Figure contents as structured data
>>>>>

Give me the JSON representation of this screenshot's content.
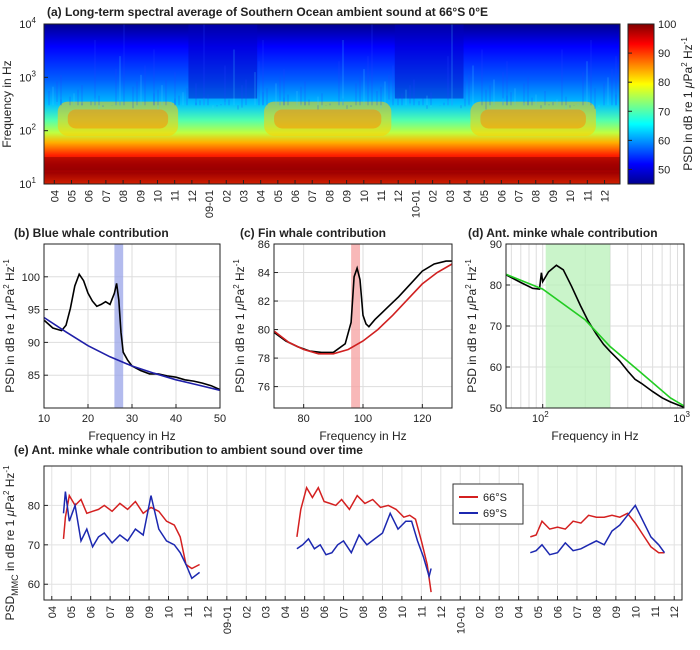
{
  "chart_data": [
    {
      "id": "a",
      "type": "heatmap",
      "title": "(a) Long-term spectral average of Southern Ocean ambient sound at 66°S 0°E",
      "ylabel": "Frequency in Hz",
      "colorbar_label": "PSD in dB re 1 μPa² Hz⁻¹",
      "ylim": [
        10,
        10000
      ],
      "yscale": "log",
      "y_ticks": [
        10,
        100,
        1000,
        10000
      ],
      "y_tick_labels": [
        "10",
        "10",
        "10",
        "10"
      ],
      "y_tick_exponents": [
        "1",
        "2",
        "3",
        "4"
      ],
      "x_tick_labels": [
        "04",
        "05",
        "06",
        "07",
        "08",
        "09",
        "10",
        "11",
        "12",
        "09-01",
        "02",
        "03",
        "04",
        "05",
        "06",
        "07",
        "08",
        "09",
        "10",
        "11",
        "12",
        "10-01",
        "02",
        "03",
        "04",
        "05",
        "06",
        "07",
        "08",
        "09",
        "10",
        "11",
        "12"
      ],
      "colorbar_ticks": [
        "50",
        "60",
        "70",
        "80",
        "90",
        "100"
      ],
      "colorbar_range": [
        45,
        100
      ],
      "colormap": [
        "#00008f",
        "#0000ff",
        "#0080ff",
        "#00ffff",
        "#80ff80",
        "#ffff00",
        "#ff8000",
        "#ff0000",
        "#800000"
      ]
    },
    {
      "id": "b",
      "type": "line",
      "title": "(b) Blue whale contribution",
      "xlabel": "Frequency in Hz",
      "ylabel": "PSD in dB re 1 μPa² Hz⁻¹",
      "xlim": [
        10,
        50
      ],
      "ylim": [
        80,
        105
      ],
      "x_ticks": [
        10,
        20,
        30,
        40,
        50
      ],
      "y_ticks": [
        85,
        90,
        95,
        100
      ],
      "highlight_band": [
        26,
        28
      ],
      "highlight_color": "#9aa4e8",
      "series": [
        {
          "color": "#000000",
          "x": [
            10,
            12,
            14,
            15,
            16,
            17,
            18,
            19,
            20,
            21,
            22,
            23,
            24,
            25,
            26,
            26.5,
            27,
            27.5,
            28,
            29,
            30,
            32,
            34,
            36,
            38,
            40,
            42,
            44,
            46,
            48,
            50
          ],
          "y": [
            93.4,
            92.2,
            91.8,
            92.6,
            95.2,
            98.6,
            100.4,
            99.4,
            97.5,
            96.3,
            95.5,
            95.8,
            96.2,
            95.8,
            97.5,
            99,
            96.5,
            91.5,
            88.5,
            87.3,
            86.4,
            85.7,
            85.2,
            85.2,
            84.9,
            84.7,
            84.3,
            84.1,
            83.8,
            83.4,
            82.8
          ]
        },
        {
          "color": "#1f1fa8",
          "x": [
            10,
            15,
            20,
            25,
            30,
            35,
            40,
            45,
            50
          ],
          "y": [
            93.8,
            91.6,
            89.5,
            87.8,
            86.4,
            85.3,
            84.3,
            83.5,
            82.7
          ]
        }
      ]
    },
    {
      "id": "c",
      "type": "line",
      "title": "(c) Fin whale contribution",
      "xlabel": "Frequency in Hz",
      "ylabel": "PSD in dB re 1 μPa² Hz⁻¹",
      "xlim": [
        70,
        130
      ],
      "ylim": [
        74.5,
        86
      ],
      "x_ticks": [
        80,
        100,
        120
      ],
      "y_ticks": [
        76,
        78,
        80,
        82,
        84,
        86
      ],
      "highlight_band": [
        96,
        99
      ],
      "highlight_color": "#f5a0a0",
      "series": [
        {
          "color": "#000000",
          "x": [
            70,
            74,
            78,
            82,
            86,
            90,
            94,
            96,
            97,
            98,
            99,
            100,
            101,
            102,
            104,
            108,
            112,
            116,
            120,
            124,
            128,
            130
          ],
          "y": [
            79.8,
            79.2,
            78.8,
            78.5,
            78.4,
            78.4,
            79,
            80.5,
            83.7,
            84.3,
            83.5,
            81,
            80.4,
            80.2,
            80.7,
            81.5,
            82.3,
            83.2,
            84.1,
            84.6,
            84.8,
            84.8
          ]
        },
        {
          "color": "#d02020",
          "x": [
            70,
            75,
            80,
            85,
            90,
            95,
            100,
            105,
            110,
            115,
            120,
            125,
            130
          ],
          "y": [
            79.9,
            79.1,
            78.6,
            78.3,
            78.3,
            78.6,
            79.2,
            80,
            81,
            82.1,
            83.2,
            84,
            84.6
          ]
        }
      ]
    },
    {
      "id": "d",
      "type": "line",
      "title": "(d) Ant. minke whale contribution",
      "xlabel": "Frequency in Hz",
      "ylabel": "PSD in dB re 1 μPa² Hz⁻¹",
      "xscale": "log",
      "xlim": [
        55,
        1000
      ],
      "ylim": [
        50,
        90
      ],
      "x_ticks": [
        100,
        1000
      ],
      "x_tick_labels": [
        "10",
        "10"
      ],
      "x_tick_exponents": [
        "2",
        "3"
      ],
      "y_ticks": [
        50,
        60,
        70,
        80,
        90
      ],
      "highlight_band": [
        105,
        300
      ],
      "highlight_color": "#b8f0b8",
      "series": [
        {
          "color": "#000000",
          "x": [
            55,
            70,
            85,
            95,
            98,
            100,
            110,
            125,
            140,
            160,
            185,
            210,
            240,
            270,
            300,
            350,
            400,
            450,
            500,
            600,
            700,
            800,
            900,
            1000
          ],
          "y": [
            82.5,
            80.6,
            79.2,
            79,
            83,
            80.8,
            83.2,
            84.8,
            83.7,
            79.7,
            75,
            71.2,
            68,
            65.5,
            63.8,
            61.5,
            59,
            57,
            56,
            54,
            52.5,
            51.5,
            50.8,
            50.2
          ]
        },
        {
          "color": "#22cc22",
          "x": [
            55,
            100,
            200,
            300,
            500,
            800,
            1000
          ],
          "y": [
            82.6,
            79,
            71.5,
            65,
            58.5,
            52.5,
            50.5
          ]
        }
      ]
    },
    {
      "id": "e",
      "type": "line",
      "title": "(e) Ant. minke whale contribution to ambient sound over time",
      "ylabel": "PSD",
      "ylabel_sub": "MMC",
      "ylabel_rest": " in dB re 1 μPa² Hz⁻¹",
      "ylim": [
        56,
        90
      ],
      "y_ticks": [
        60,
        70,
        80
      ],
      "x_tick_labels": [
        "04",
        "05",
        "06",
        "07",
        "08",
        "09",
        "10",
        "11",
        "12",
        "09-01",
        "02",
        "03",
        "04",
        "05",
        "06",
        "07",
        "08",
        "09",
        "10",
        "11",
        "12",
        "10-01",
        "02",
        "03",
        "04",
        "05",
        "06",
        "07",
        "08",
        "09",
        "10",
        "11",
        "12"
      ],
      "legend_position": "upper-right",
      "series": [
        {
          "name": "66°S",
          "color": "#d42020",
          "segments": [
            {
              "x": [
                1.0,
                1.1,
                1.3,
                1.6,
                1.9,
                2.2,
                2.5,
                2.8,
                3.1,
                3.5,
                3.9,
                4.3,
                4.7,
                5.1,
                5.5,
                5.9,
                6.3,
                6.7,
                7.0,
                7.3,
                7.6,
                8.0
              ],
              "y": [
                71.5,
                77,
                82.5,
                80,
                81.5,
                78,
                78.5,
                79,
                80,
                78.5,
                80.5,
                79,
                81,
                78,
                79.5,
                78.5,
                76,
                75,
                72,
                65,
                64,
                65
              ]
            },
            {
              "x": [
                13.0,
                13.2,
                13.5,
                13.8,
                14.1,
                14.4,
                14.7,
                15.0,
                15.3,
                15.7,
                16.1,
                16.5,
                16.9,
                17.3,
                17.7,
                18.1,
                18.5,
                18.8,
                19.1,
                19.4,
                19.7,
                19.9
              ],
              "y": [
                72,
                79,
                84.5,
                82,
                84.5,
                81,
                80.5,
                80,
                81.5,
                79,
                82.5,
                80.5,
                81.5,
                79.5,
                80,
                79,
                77,
                77.5,
                76.5,
                71,
                65,
                58
              ]
            },
            {
              "x": [
                25.0,
                25.3,
                25.6,
                26.0,
                26.4,
                26.8,
                27.2,
                27.6,
                28.0,
                28.4,
                28.8,
                29.2,
                29.6,
                30.0,
                30.4,
                30.8,
                31.2,
                31.6,
                31.9
              ],
              "y": [
                72,
                72.5,
                76,
                74,
                74.5,
                74,
                76,
                75.5,
                77.5,
                77,
                77,
                77.5,
                77,
                78,
                75.5,
                72.5,
                69.5,
                68,
                68
              ]
            }
          ]
        },
        {
          "name": "69°S",
          "color": "#1c28b0",
          "segments": [
            {
              "x": [
                1.0,
                1.1,
                1.3,
                1.6,
                1.9,
                2.2,
                2.5,
                2.8,
                3.1,
                3.5,
                3.9,
                4.3,
                4.7,
                5.1,
                5.5,
                5.9,
                6.3,
                6.7,
                7.0,
                7.3,
                7.6,
                8.0
              ],
              "y": [
                78,
                83.5,
                76,
                80,
                71,
                74,
                69.5,
                72,
                73,
                70.5,
                72.5,
                71,
                74,
                72.5,
                82.5,
                74,
                71,
                70,
                68,
                65,
                61.5,
                63
              ]
            },
            {
              "x": [
                13.0,
                13.3,
                13.6,
                13.9,
                14.2,
                14.5,
                14.8,
                15.1,
                15.4,
                15.8,
                16.2,
                16.6,
                17.0,
                17.4,
                17.8,
                18.2,
                18.6,
                18.9,
                19.2,
                19.5,
                19.8,
                19.9
              ],
              "y": [
                69,
                70,
                71.5,
                69,
                70,
                67.5,
                68,
                70,
                71,
                68,
                72.5,
                70,
                71.5,
                73,
                78,
                74,
                76,
                76,
                71,
                67,
                62,
                64
              ]
            },
            {
              "x": [
                25.0,
                25.3,
                25.6,
                26.0,
                26.4,
                26.8,
                27.2,
                27.6,
                28.0,
                28.4,
                28.8,
                29.2,
                29.6,
                30.0,
                30.4,
                30.8,
                31.2,
                31.6,
                31.9
              ],
              "y": [
                68,
                68.5,
                70,
                67.5,
                68,
                70.5,
                68.5,
                69,
                70,
                71,
                70,
                73.5,
                75,
                77.5,
                80,
                76,
                72,
                70,
                68
              ]
            }
          ]
        }
      ]
    }
  ]
}
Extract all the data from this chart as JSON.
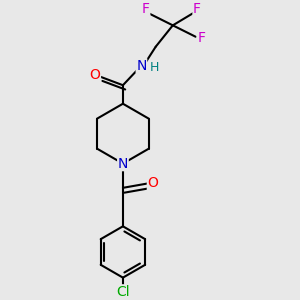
{
  "bg_color": "#e8e8e8",
  "bond_color": "#000000",
  "bond_width": 1.5,
  "atom_colors": {
    "O": "#ff0000",
    "N_amide": "#0000cc",
    "N_pipe": "#0000cc",
    "H": "#008080",
    "F": "#cc00cc",
    "Cl": "#00aa00",
    "C": "#000000"
  },
  "font_size_atoms": 10,
  "font_size_small": 9,
  "font_size_cl": 10
}
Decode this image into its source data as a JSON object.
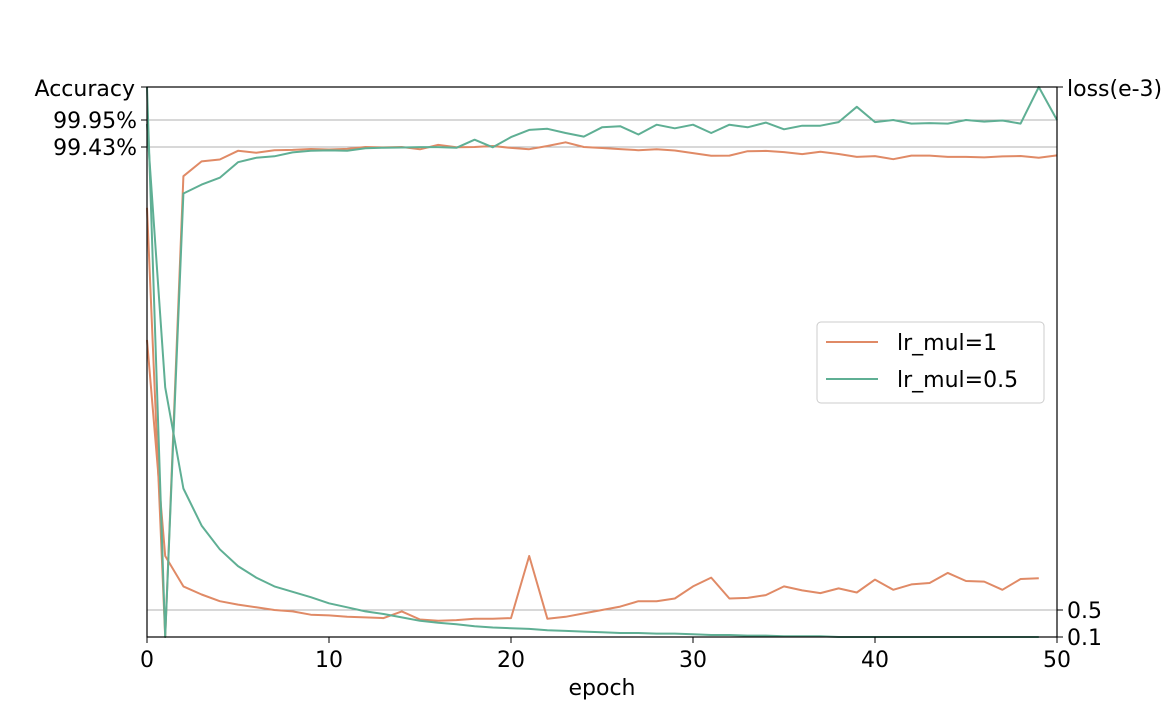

<<<<<

Work instructions — Copy in full each line that holds the word "minke".

Answer to this exercise —
      "title": "(d) Ant. minke whale contribution",
      "title": "(e) Ant. minke whale contribution to ambient sound over time",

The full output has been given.